:: Working data

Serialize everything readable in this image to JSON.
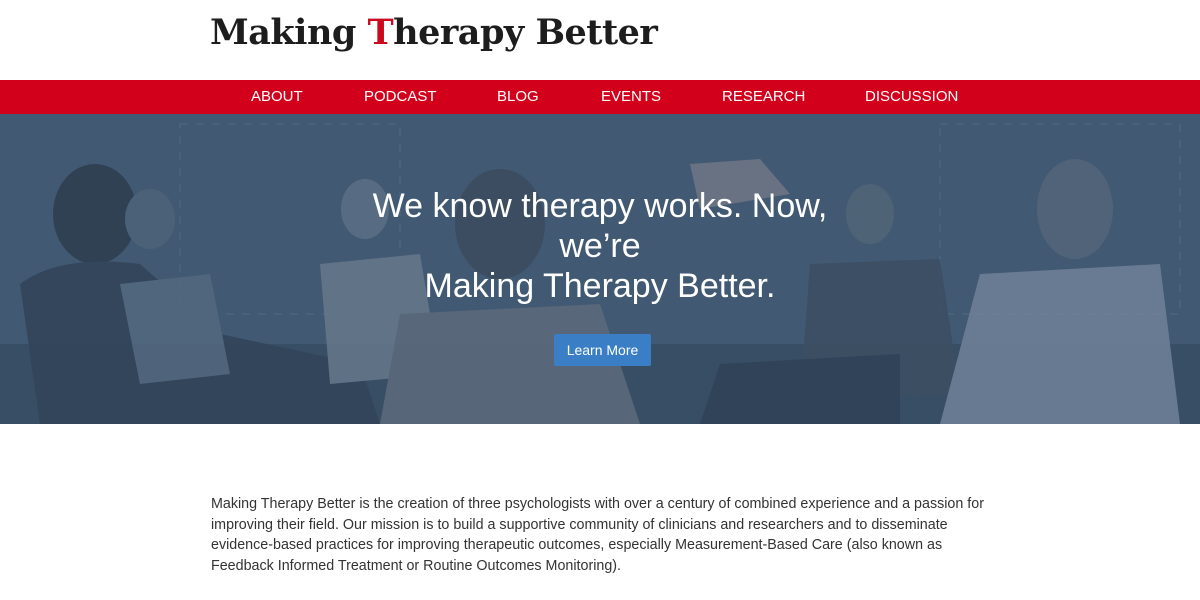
{
  "site": {
    "logo_part1": "Making ",
    "logo_accent": "T",
    "logo_part2": "herapy Better"
  },
  "nav": {
    "items": [
      {
        "label": "ABOUT"
      },
      {
        "label": "PODCAST"
      },
      {
        "label": "BLOG"
      },
      {
        "label": "EVENTS"
      },
      {
        "label": "RESEARCH"
      },
      {
        "label": "DISCUSSION"
      }
    ]
  },
  "hero": {
    "line1": "We know therapy works. Now,",
    "line2": "we’re",
    "line3": "Making Therapy Better.",
    "cta_label": "Learn More"
  },
  "intro": {
    "text": "Making Therapy Better is the creation of three psychologists with over a century of combined experience and a passion for improving their field. Our mission is to build a supportive community of clinicians and researchers and to disseminate evidence-based practices for improving therapeutic outcomes, especially Measurement-Based Care (also known as Feedback Informed Treatment or Routine Outcomes Monitoring)."
  },
  "colors": {
    "brand_red": "#d3001b",
    "logo_accent": "#cc0a1e",
    "cta_blue": "#3a7fc6",
    "hero_overlay": "#3e5570"
  }
}
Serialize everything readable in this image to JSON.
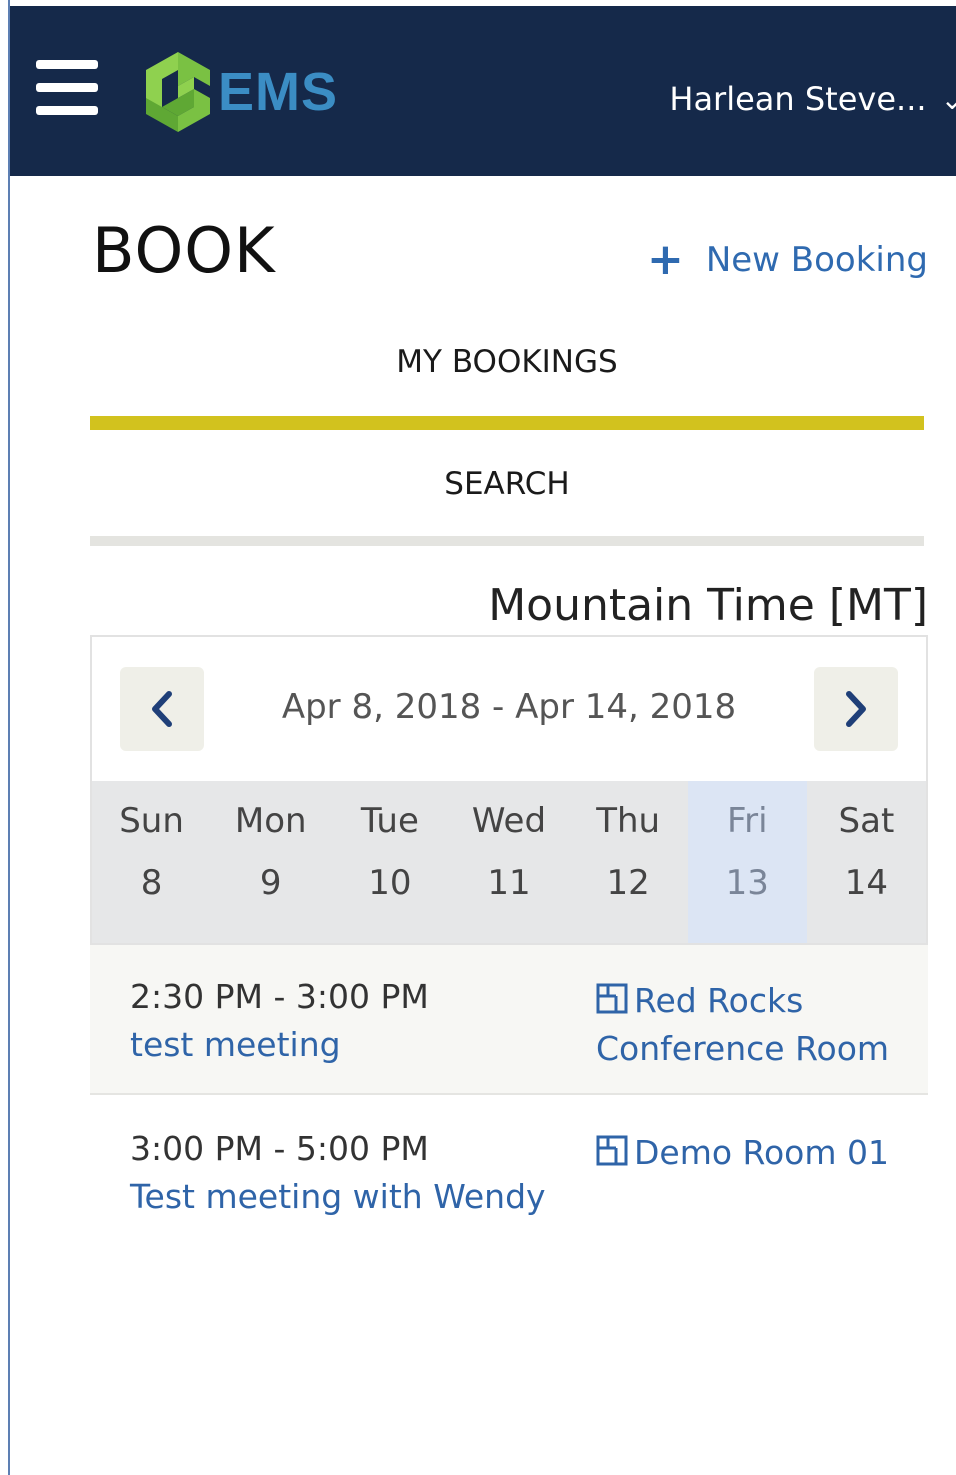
{
  "header": {
    "logo_text": "EMS",
    "user_name": "Harlean Steve...",
    "colors": {
      "bar": "#15294a",
      "logo_green": "#7ac143",
      "logo_blue": "#3b8dc4"
    }
  },
  "page": {
    "title": "BOOK",
    "new_booking_label": "New Booking"
  },
  "tabs": [
    {
      "label": "MY BOOKINGS",
      "active": true,
      "accent": "#d2c21e"
    },
    {
      "label": "SEARCH",
      "active": false
    }
  ],
  "calendar": {
    "timezone": "Mountain Time [MT]",
    "range": "Apr 8, 2018 - Apr 14, 2018",
    "prev_icon": "chevron-left-icon",
    "next_icon": "chevron-right-icon",
    "days": [
      {
        "name": "Sun",
        "date": "8"
      },
      {
        "name": "Mon",
        "date": "9"
      },
      {
        "name": "Tue",
        "date": "10"
      },
      {
        "name": "Wed",
        "date": "11"
      },
      {
        "name": "Thu",
        "date": "12"
      },
      {
        "name": "Fri",
        "date": "13",
        "selected": true
      },
      {
        "name": "Sat",
        "date": "14"
      }
    ]
  },
  "bookings": [
    {
      "time": "2:30 PM - 3:00 PM",
      "title": "test meeting",
      "room": "Red Rocks Conference Room",
      "room_icon": "room-icon"
    },
    {
      "time": "3:00 PM - 5:00 PM",
      "title": "Test meeting with Wendy",
      "room": "Demo Room 01",
      "room_icon": "room-icon"
    }
  ]
}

::::

Work required
Quote the material word for word, dropping any images it holds.

Final result
Serialize everything readable in this image to JSON.
{
  "site": {
    "logo_part1": "Making ",
    "logo_accent": "T",
    "logo_part2": "herapy Better"
  },
  "nav": {
    "items": [
      {
        "label": "ABOUT"
      },
      {
        "label": "PODCAST"
      },
      {
        "label": "BLOG"
      },
      {
        "label": "EVENTS"
      },
      {
        "label": "RESEARCH"
      },
      {
        "label": "DISCUSSION"
      }
    ]
  },
  "hero": {
    "line1": "We know therapy works. Now,",
    "line2": "we’re",
    "line3": "Making Therapy Better.",
    "cta_label": "Learn More"
  },
  "intro": {
    "text": "Making Therapy Better is the creation of three psychologists with over a century of combined experience and a passion for improving their field. Our mission is to build a supportive community of clinicians and researchers and to disseminate evidence-based practices for improving therapeutic outcomes, especially Measurement-Based Care (also known as Feedback Informed Treatment or Routine Outcomes Monitoring)."
  },
  "colors": {
    "brand_red": "#d3001b",
    "logo_accent": "#cc0a1e",
    "cta_blue": "#3a7fc6",
    "hero_overlay": "#3e5570"
  }
}
Serialize everything readable in this image to JSON.
{
  "header": {
    "logo_text": "EMS",
    "user_name": "Harlean Steve...",
    "colors": {
      "bar": "#15294a",
      "logo_green": "#7ac143",
      "logo_blue": "#3b8dc4"
    }
  },
  "page": {
    "title": "BOOK",
    "new_booking_label": "New Booking"
  },
  "tabs": [
    {
      "label": "MY BOOKINGS",
      "active": true,
      "accent": "#d2c21e"
    },
    {
      "label": "SEARCH",
      "active": false
    }
  ],
  "calendar": {
    "timezone": "Mountain Time [MT]",
    "range": "Apr 8, 2018 - Apr 14, 2018",
    "prev_icon": "chevron-left-icon",
    "next_icon": "chevron-right-icon",
    "days": [
      {
        "name": "Sun",
        "date": "8"
      },
      {
        "name": "Mon",
        "date": "9"
      },
      {
        "name": "Tue",
        "date": "10"
      },
      {
        "name": "Wed",
        "date": "11"
      },
      {
        "name": "Thu",
        "date": "12"
      },
      {
        "name": "Fri",
        "date": "13",
        "selected": true
      },
      {
        "name": "Sat",
        "date": "14"
      }
    ]
  },
  "bookings": [
    {
      "time": "2:30 PM - 3:00 PM",
      "title": "test meeting",
      "room": "Red Rocks Conference Room",
      "room_icon": "room-icon"
    },
    {
      "time": "3:00 PM - 5:00 PM",
      "title": "Test meeting with Wendy",
      "room": "Demo Room 01",
      "room_icon": "room-icon"
    }
  ]
}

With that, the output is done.